■ WRITTEN PROBLEM: Give every entry again, word for word.

■ DATA SUPPLIED:
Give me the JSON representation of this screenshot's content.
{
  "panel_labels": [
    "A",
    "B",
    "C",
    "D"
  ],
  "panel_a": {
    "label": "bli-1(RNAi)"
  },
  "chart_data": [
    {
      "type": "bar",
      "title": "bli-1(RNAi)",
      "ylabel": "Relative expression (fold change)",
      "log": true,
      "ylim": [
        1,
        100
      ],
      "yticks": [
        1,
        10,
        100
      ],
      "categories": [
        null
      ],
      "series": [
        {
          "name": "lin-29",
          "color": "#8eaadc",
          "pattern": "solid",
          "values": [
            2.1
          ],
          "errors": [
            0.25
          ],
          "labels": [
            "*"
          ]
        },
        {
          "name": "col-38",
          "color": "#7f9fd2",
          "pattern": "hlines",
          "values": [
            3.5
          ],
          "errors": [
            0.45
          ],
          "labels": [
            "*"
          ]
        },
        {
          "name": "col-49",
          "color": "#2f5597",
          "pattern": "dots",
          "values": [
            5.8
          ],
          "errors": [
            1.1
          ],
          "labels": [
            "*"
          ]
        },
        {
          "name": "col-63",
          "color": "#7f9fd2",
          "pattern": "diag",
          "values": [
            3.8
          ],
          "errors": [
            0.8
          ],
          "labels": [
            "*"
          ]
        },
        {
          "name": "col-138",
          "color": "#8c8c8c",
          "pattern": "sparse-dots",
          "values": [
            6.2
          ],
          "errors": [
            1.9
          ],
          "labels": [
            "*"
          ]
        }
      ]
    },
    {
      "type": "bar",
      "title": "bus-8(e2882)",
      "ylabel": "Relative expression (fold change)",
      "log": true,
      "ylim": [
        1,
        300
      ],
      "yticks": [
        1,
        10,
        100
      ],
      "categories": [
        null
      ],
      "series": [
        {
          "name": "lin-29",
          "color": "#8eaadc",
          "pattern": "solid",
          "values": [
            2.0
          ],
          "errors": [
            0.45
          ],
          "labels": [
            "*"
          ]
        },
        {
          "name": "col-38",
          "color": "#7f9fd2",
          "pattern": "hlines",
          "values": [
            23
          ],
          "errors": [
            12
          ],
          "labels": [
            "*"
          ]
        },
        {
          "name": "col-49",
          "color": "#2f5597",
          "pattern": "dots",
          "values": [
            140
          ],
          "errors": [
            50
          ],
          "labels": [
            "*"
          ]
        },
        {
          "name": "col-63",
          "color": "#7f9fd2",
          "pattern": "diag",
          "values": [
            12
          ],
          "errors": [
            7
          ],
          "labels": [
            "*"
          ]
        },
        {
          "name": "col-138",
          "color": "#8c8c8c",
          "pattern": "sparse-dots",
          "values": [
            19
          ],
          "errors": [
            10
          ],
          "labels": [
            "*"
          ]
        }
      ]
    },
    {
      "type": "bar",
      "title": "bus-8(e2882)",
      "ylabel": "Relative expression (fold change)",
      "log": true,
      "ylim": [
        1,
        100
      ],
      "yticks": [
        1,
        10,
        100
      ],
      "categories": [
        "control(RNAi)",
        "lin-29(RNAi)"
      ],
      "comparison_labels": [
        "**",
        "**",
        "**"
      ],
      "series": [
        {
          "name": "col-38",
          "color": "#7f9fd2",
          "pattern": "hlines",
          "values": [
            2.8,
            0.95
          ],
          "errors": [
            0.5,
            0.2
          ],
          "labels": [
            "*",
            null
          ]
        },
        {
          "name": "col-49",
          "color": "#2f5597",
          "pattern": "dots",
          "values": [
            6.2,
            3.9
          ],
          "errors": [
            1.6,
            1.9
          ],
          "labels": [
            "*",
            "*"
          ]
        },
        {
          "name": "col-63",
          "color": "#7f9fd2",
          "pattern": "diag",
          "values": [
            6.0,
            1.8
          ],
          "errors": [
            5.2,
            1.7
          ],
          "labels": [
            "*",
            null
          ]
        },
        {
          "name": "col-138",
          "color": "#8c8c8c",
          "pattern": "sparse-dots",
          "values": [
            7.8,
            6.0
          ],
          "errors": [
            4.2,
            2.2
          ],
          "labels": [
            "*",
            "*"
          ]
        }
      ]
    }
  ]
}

■ WRITTEN RESPONSE:
Give me the JSON representation of this screenshot's content.
{
  "panel_labels": [
    "A",
    "B",
    "C",
    "D"
  ],
  "panel_a": {
    "label": "bli-1(RNAi)"
  },
  "chart_data": [
    {
      "type": "bar",
      "title": "bli-1(RNAi)",
      "ylabel": "Relative expression (fold change)",
      "log": true,
      "ylim": [
        1,
        100
      ],
      "yticks": [
        1,
        10,
        100
      ],
      "categories": [
        null
      ],
      "series": [
        {
          "name": "lin-29",
          "color": "#8eaadc",
          "pattern": "solid",
          "values": [
            2.1
          ],
          "errors": [
            0.25
          ],
          "labels": [
            "*"
          ]
        },
        {
          "name": "col-38",
          "color": "#7f9fd2",
          "pattern": "hlines",
          "values": [
            3.5
          ],
          "errors": [
            0.45
          ],
          "labels": [
            "*"
          ]
        },
        {
          "name": "col-49",
          "color": "#2f5597",
          "pattern": "dots",
          "values": [
            5.8
          ],
          "errors": [
            1.1
          ],
          "labels": [
            "*"
          ]
        },
        {
          "name": "col-63",
          "color": "#7f9fd2",
          "pattern": "diag",
          "values": [
            3.8
          ],
          "errors": [
            0.8
          ],
          "labels": [
            "*"
          ]
        },
        {
          "name": "col-138",
          "color": "#8c8c8c",
          "pattern": "sparse-dots",
          "values": [
            6.2
          ],
          "errors": [
            1.9
          ],
          "labels": [
            "*"
          ]
        }
      ]
    },
    {
      "type": "bar",
      "title": "bus-8(e2882)",
      "ylabel": "Relative expression (fold change)",
      "log": true,
      "ylim": [
        1,
        300
      ],
      "yticks": [
        1,
        10,
        100
      ],
      "categories": [
        null
      ],
      "series": [
        {
          "name": "lin-29",
          "color": "#8eaadc",
          "pattern": "solid",
          "values": [
            2.0
          ],
          "errors": [
            0.45
          ],
          "labels": [
            "*"
          ]
        },
        {
          "name": "col-38",
          "color": "#7f9fd2",
          "pattern": "hlines",
          "values": [
            23
          ],
          "errors": [
            12
          ],
          "labels": [
            "*"
          ]
        },
        {
          "name": "col-49",
          "color": "#2f5597",
          "pattern": "dots",
          "values": [
            140
          ],
          "errors": [
            50
          ],
          "labels": [
            "*"
          ]
        },
        {
          "name": "col-63",
          "color": "#7f9fd2",
          "pattern": "diag",
          "values": [
            12
          ],
          "errors": [
            7
          ],
          "labels": [
            "*"
          ]
        },
        {
          "name": "col-138",
          "color": "#8c8c8c",
          "pattern": "sparse-dots",
          "values": [
            19
          ],
          "errors": [
            10
          ],
          "labels": [
            "*"
          ]
        }
      ]
    },
    {
      "type": "bar",
      "title": "bus-8(e2882)",
      "ylabel": "Relative expression (fold change)",
      "log": true,
      "ylim": [
        1,
        100
      ],
      "yticks": [
        1,
        10,
        100
      ],
      "categories": [
        "control(RNAi)",
        "lin-29(RNAi)"
      ],
      "comparison_labels": [
        "**",
        "**",
        "**"
      ],
      "series": [
        {
          "name": "col-38",
          "color": "#7f9fd2",
          "pattern": "hlines",
          "values": [
            2.8,
            0.95
          ],
          "errors": [
            0.5,
            0.2
          ],
          "labels": [
            "*",
            null
          ]
        },
        {
          "name": "col-49",
          "color": "#2f5597",
          "pattern": "dots",
          "values": [
            6.2,
            3.9
          ],
          "errors": [
            1.6,
            1.9
          ],
          "labels": [
            "*",
            "*"
          ]
        },
        {
          "name": "col-63",
          "color": "#7f9fd2",
          "pattern": "diag",
          "values": [
            6.0,
            1.8
          ],
          "errors": [
            5.2,
            1.7
          ],
          "labels": [
            "*",
            null
          ]
        },
        {
          "name": "col-138",
          "color": "#8c8c8c",
          "pattern": "sparse-dots",
          "values": [
            7.8,
            6.0
          ],
          "errors": [
            4.2,
            2.2
          ],
          "labels": [
            "*",
            "*"
          ]
        }
      ]
    }
  ]
}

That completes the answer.